■ DIRECTION ■
The records below should be written out again, exactly.

------------------------

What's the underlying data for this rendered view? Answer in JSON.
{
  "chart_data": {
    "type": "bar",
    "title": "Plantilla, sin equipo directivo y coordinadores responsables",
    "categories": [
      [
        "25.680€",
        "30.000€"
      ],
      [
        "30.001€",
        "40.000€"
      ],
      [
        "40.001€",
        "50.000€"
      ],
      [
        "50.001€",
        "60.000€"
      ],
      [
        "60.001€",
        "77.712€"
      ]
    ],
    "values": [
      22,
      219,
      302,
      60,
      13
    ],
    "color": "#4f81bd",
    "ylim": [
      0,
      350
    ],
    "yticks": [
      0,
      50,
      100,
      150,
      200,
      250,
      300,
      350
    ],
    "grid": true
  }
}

------------------------

■ COMPLETE OUTPUT ■
What's the underlying data for this rendered view? Answer in JSON.
{
  "chart_data": {
    "type": "bar",
    "title": "Plantilla, sin equipo directivo y coordinadores responsables",
    "categories": [
      [
        "25.680€",
        "30.000€"
      ],
      [
        "30.001€",
        "40.000€"
      ],
      [
        "40.001€",
        "50.000€"
      ],
      [
        "50.001€",
        "60.000€"
      ],
      [
        "60.001€",
        "77.712€"
      ]
    ],
    "values": [
      22,
      219,
      302,
      60,
      13
    ],
    "color": "#4f81bd",
    "ylim": [
      0,
      350
    ],
    "yticks": [
      0,
      50,
      100,
      150,
      200,
      250,
      300,
      350
    ],
    "grid": true
  }
}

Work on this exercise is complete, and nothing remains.